(Figure record listings)
■ ■ ■ ■

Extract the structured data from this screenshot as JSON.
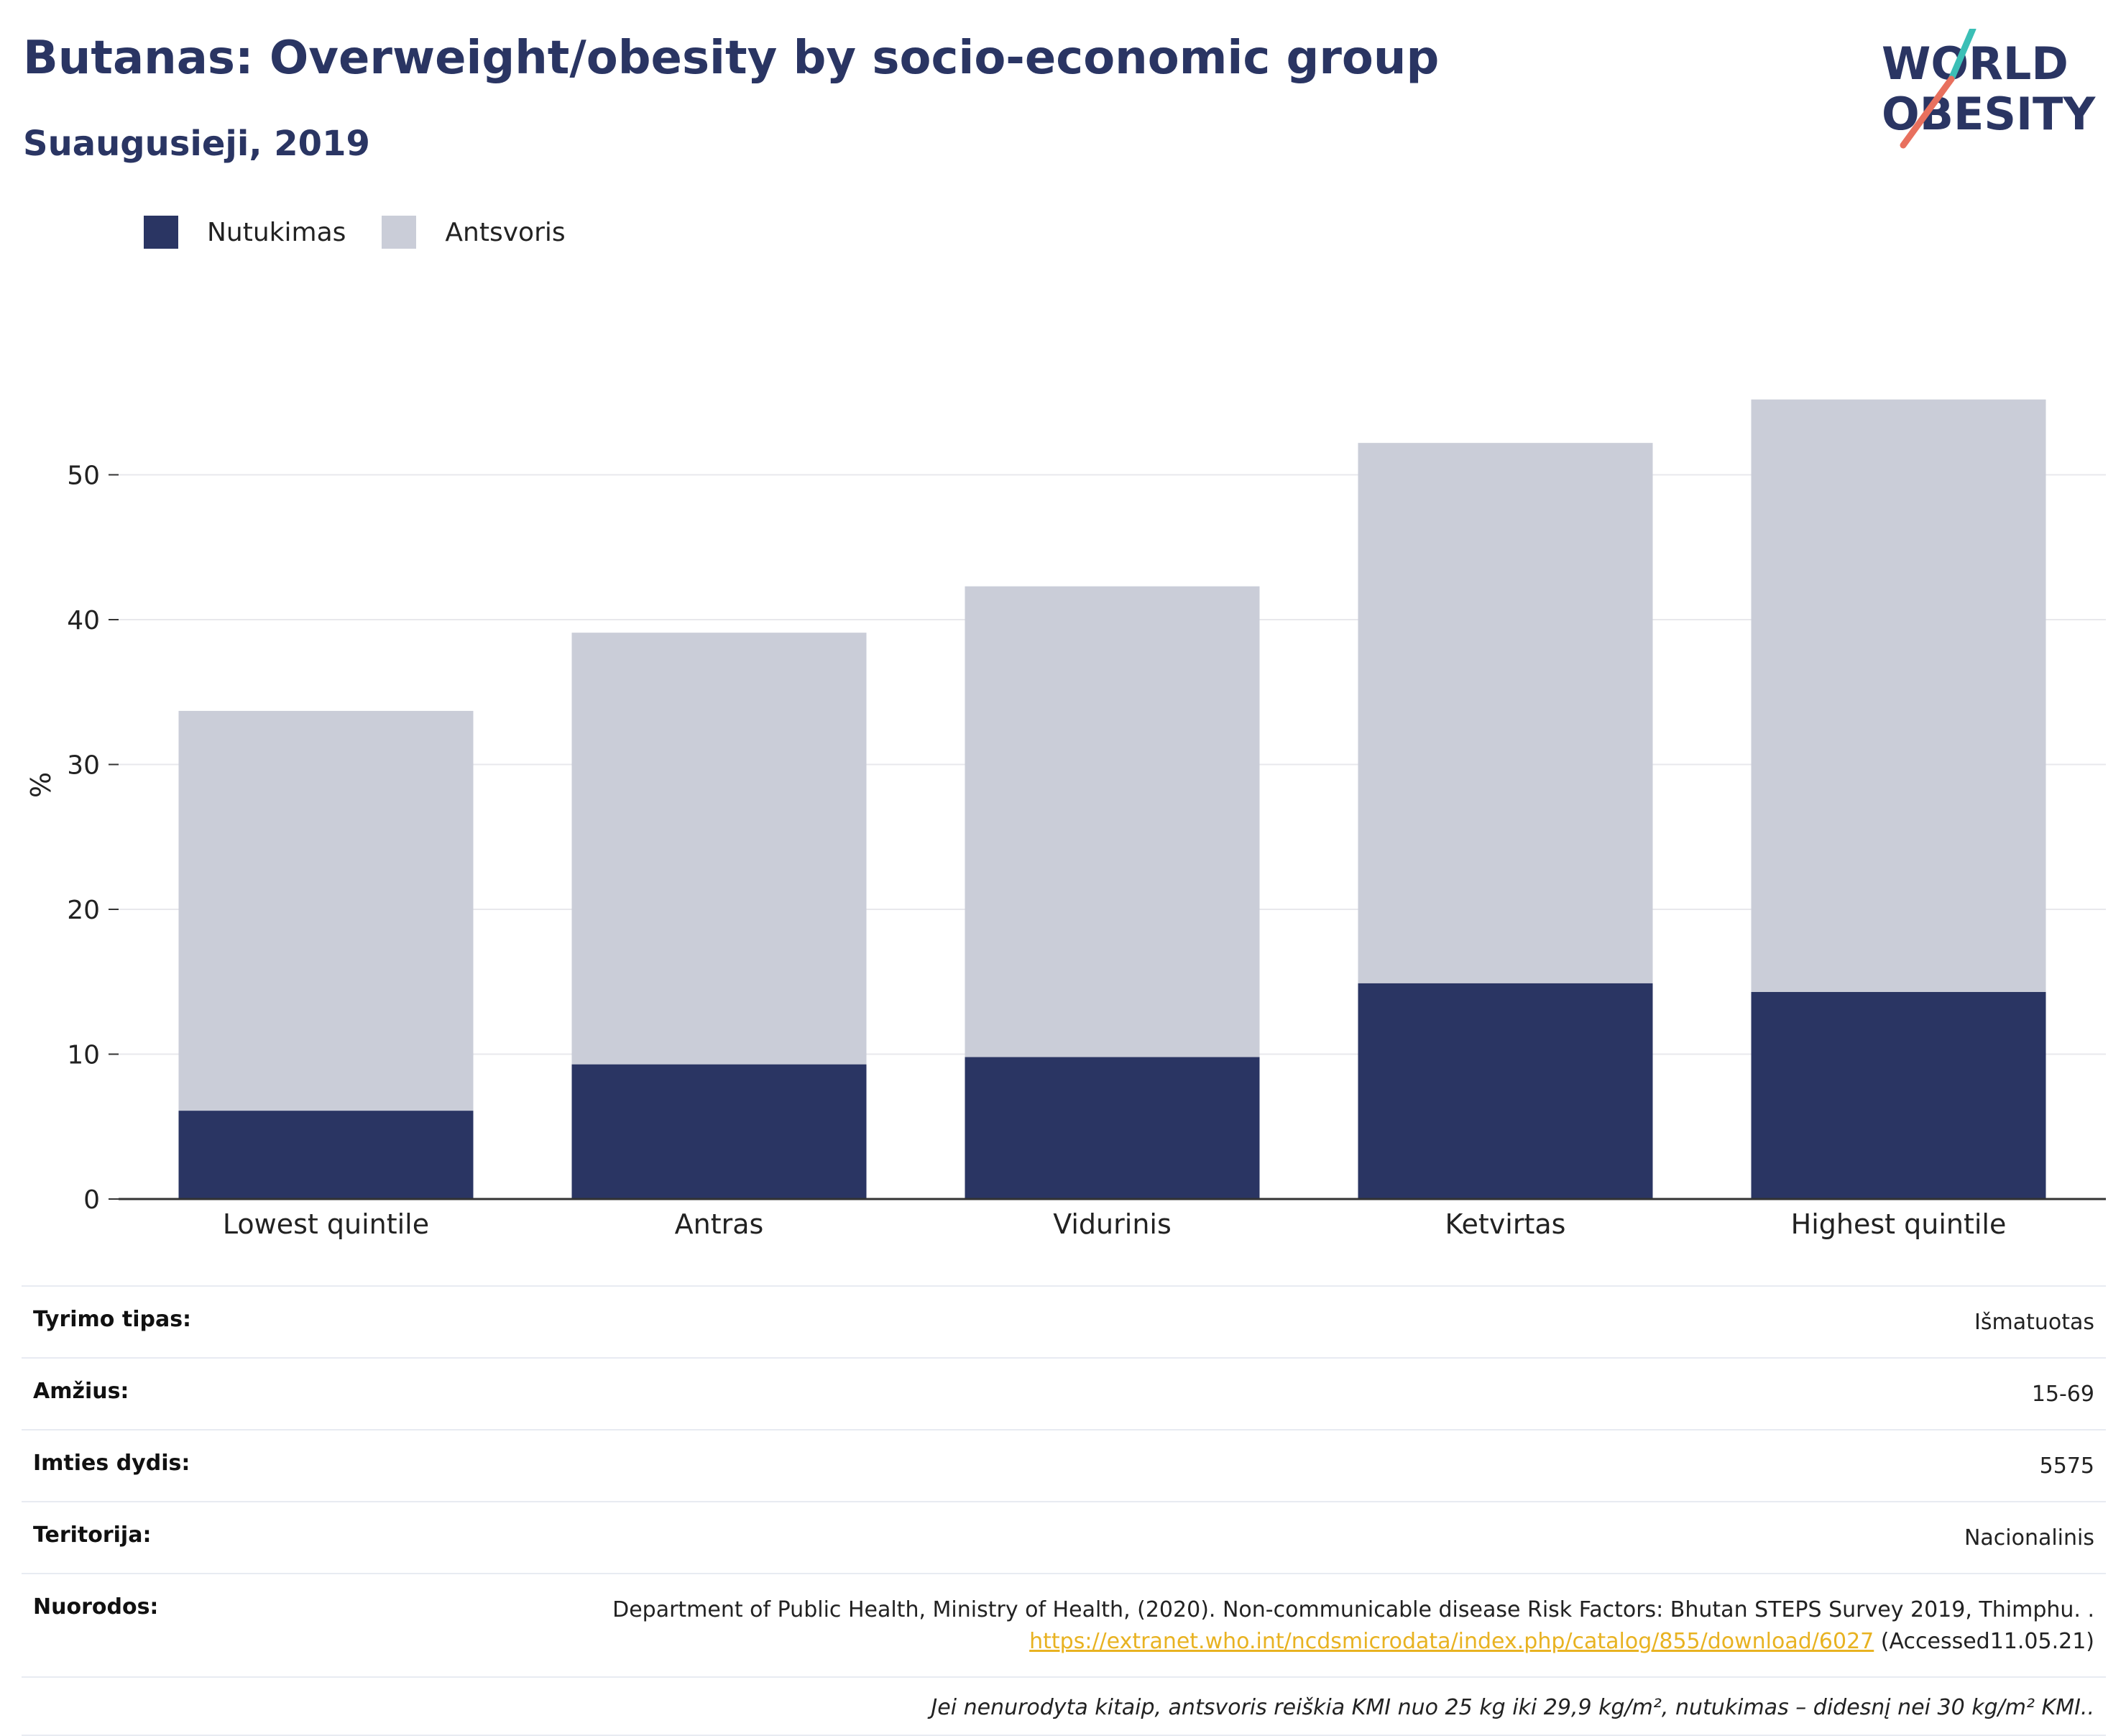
{
  "title": "Butanas: Overweight/obesity by socio-economic group",
  "subtitle": "Suaugusieji, 2019",
  "logo": {
    "line1": "WORLD",
    "line2": "OBESITY"
  },
  "colors": {
    "obesity": "#2a3563",
    "overweight": "#cacdd8",
    "logo_teal": "#3bbfb6",
    "logo_coral": "#e8705e"
  },
  "legend": [
    {
      "label": "Nutukimas",
      "color": "#2a3563"
    },
    {
      "label": "Antsvoris",
      "color": "#cacdd8"
    }
  ],
  "chart_data": {
    "type": "bar",
    "stacked": true,
    "categories": [
      "Lowest quintile",
      "Antras",
      "Vidurinis",
      "Ketvirtas",
      "Highest quintile"
    ],
    "series": [
      {
        "name": "Nutukimas",
        "values": [
          6.1,
          9.3,
          9.8,
          14.9,
          14.3
        ]
      },
      {
        "name": "Antsvoris",
        "values": [
          27.6,
          29.8,
          32.5,
          37.3,
          40.9
        ]
      }
    ],
    "ylabel": "%",
    "yticks": [
      0,
      10,
      20,
      30,
      40,
      50
    ],
    "ylim": [
      0,
      60
    ],
    "grid": true,
    "legend_position": "top-left"
  },
  "meta": {
    "survey_type": {
      "label": "Tyrimo tipas:",
      "value": "Išmatuotas"
    },
    "age": {
      "label": "Amžius:",
      "value": "15-69"
    },
    "sample_size": {
      "label": "Imties dydis:",
      "value": "5575"
    },
    "territory": {
      "label": "Teritorija:",
      "value": "Nacionalinis"
    },
    "references": {
      "label": "Nuorodos:",
      "text": "Department of Public Health, Ministry of Health, (2020). Non-communicable disease Risk Factors: Bhutan STEPS Survey 2019, Thimphu. .",
      "link": "https://extranet.who.int/ncdsmicrodata/index.php/catalog/855/download/6027",
      "accessed": "(Accessed11.05.21)"
    },
    "note": "Jei nenurodyta kitaip, antsvoris reiškia KMI nuo 25 kg iki 29,9 kg/m², nutukimas – didesnį nei 30 kg/m² KMI.."
  }
}
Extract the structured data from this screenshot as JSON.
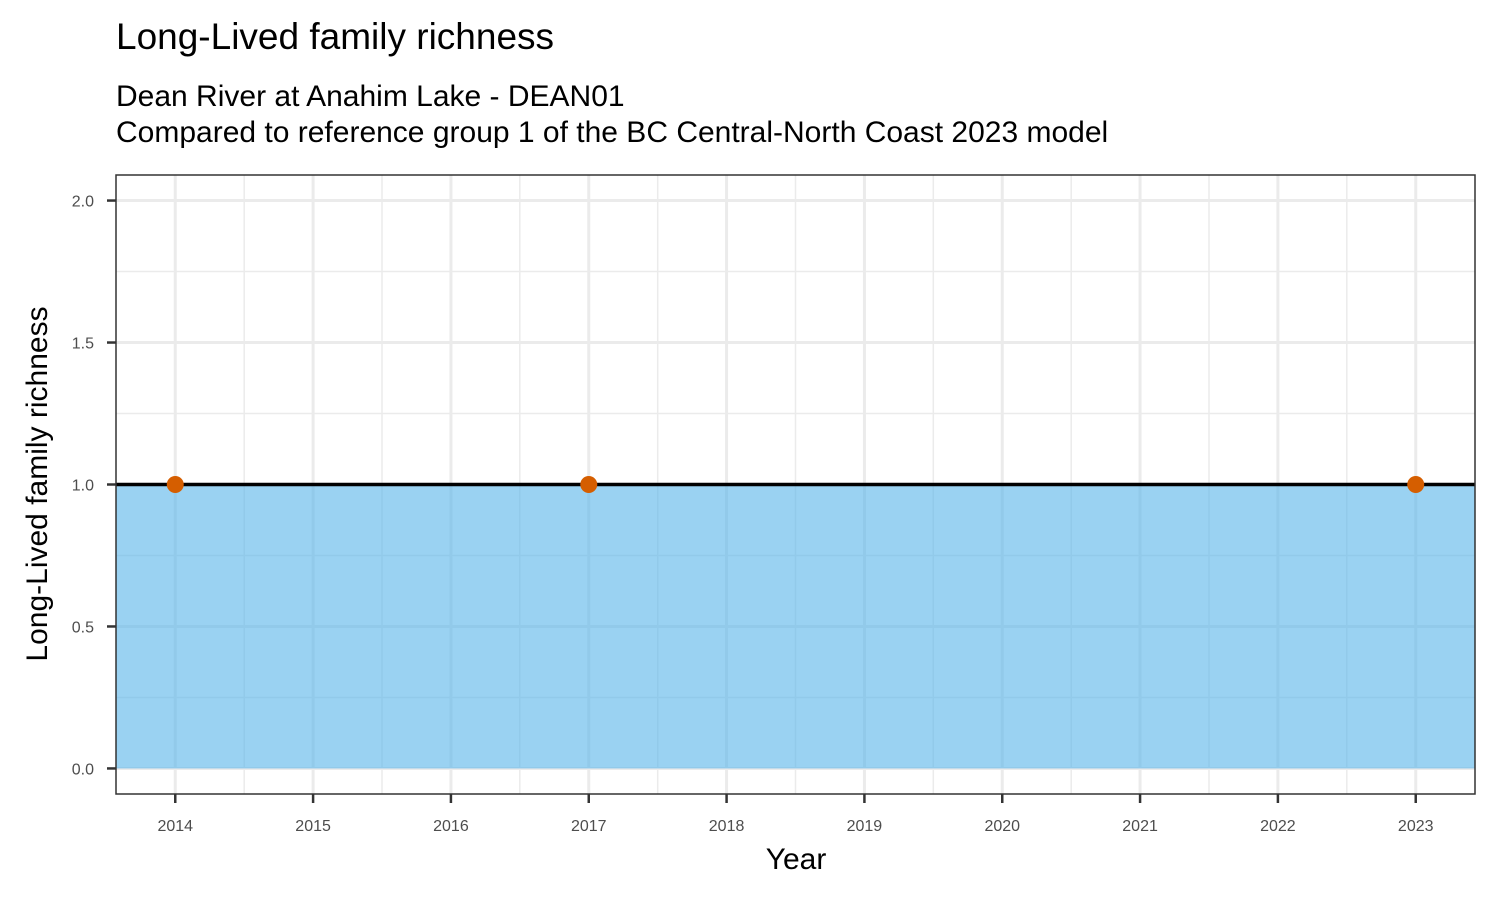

■ ■ ■ ■

Job
What you return should match the records above word for word, minus the pictures.

Output below
Extract the structured data from this screenshot as JSON.
{
  "title": "Butanas: Overweight/obesity by socio-economic group",
  "subtitle": "Suaugusieji, 2019",
  "logo": {
    "line1": "WORLD",
    "line2": "OBESITY"
  },
  "colors": {
    "obesity": "#2a3563",
    "overweight": "#cacdd8",
    "logo_teal": "#3bbfb6",
    "logo_coral": "#e8705e"
  },
  "legend": [
    {
      "label": "Nutukimas",
      "color": "#2a3563"
    },
    {
      "label": "Antsvoris",
      "color": "#cacdd8"
    }
  ],
  "chart_data": {
    "type": "bar",
    "stacked": true,
    "categories": [
      "Lowest quintile",
      "Antras",
      "Vidurinis",
      "Ketvirtas",
      "Highest quintile"
    ],
    "series": [
      {
        "name": "Nutukimas",
        "values": [
          6.1,
          9.3,
          9.8,
          14.9,
          14.3
        ]
      },
      {
        "name": "Antsvoris",
        "values": [
          27.6,
          29.8,
          32.5,
          37.3,
          40.9
        ]
      }
    ],
    "ylabel": "%",
    "yticks": [
      0,
      10,
      20,
      30,
      40,
      50
    ],
    "ylim": [
      0,
      60
    ],
    "grid": true,
    "legend_position": "top-left"
  },
  "meta": {
    "survey_type": {
      "label": "Tyrimo tipas:",
      "value": "Išmatuotas"
    },
    "age": {
      "label": "Amžius:",
      "value": "15-69"
    },
    "sample_size": {
      "label": "Imties dydis:",
      "value": "5575"
    },
    "territory": {
      "label": "Teritorija:",
      "value": "Nacionalinis"
    },
    "references": {
      "label": "Nuorodos:",
      "text": "Department of Public Health, Ministry of Health, (2020). Non-communicable disease Risk Factors: Bhutan STEPS Survey 2019, Thimphu. .",
      "link": "https://extranet.who.int/ncdsmicrodata/index.php/catalog/855/download/6027",
      "accessed": "(Accessed11.05.21)"
    },
    "note": "Jei nenurodyta kitaip, antsvoris reiškia KMI nuo 25 kg iki 29,9 kg/m², nutukimas – didesnį nei 30 kg/m² KMI.."
  }
}
Extract the structured data from this screenshot as JSON.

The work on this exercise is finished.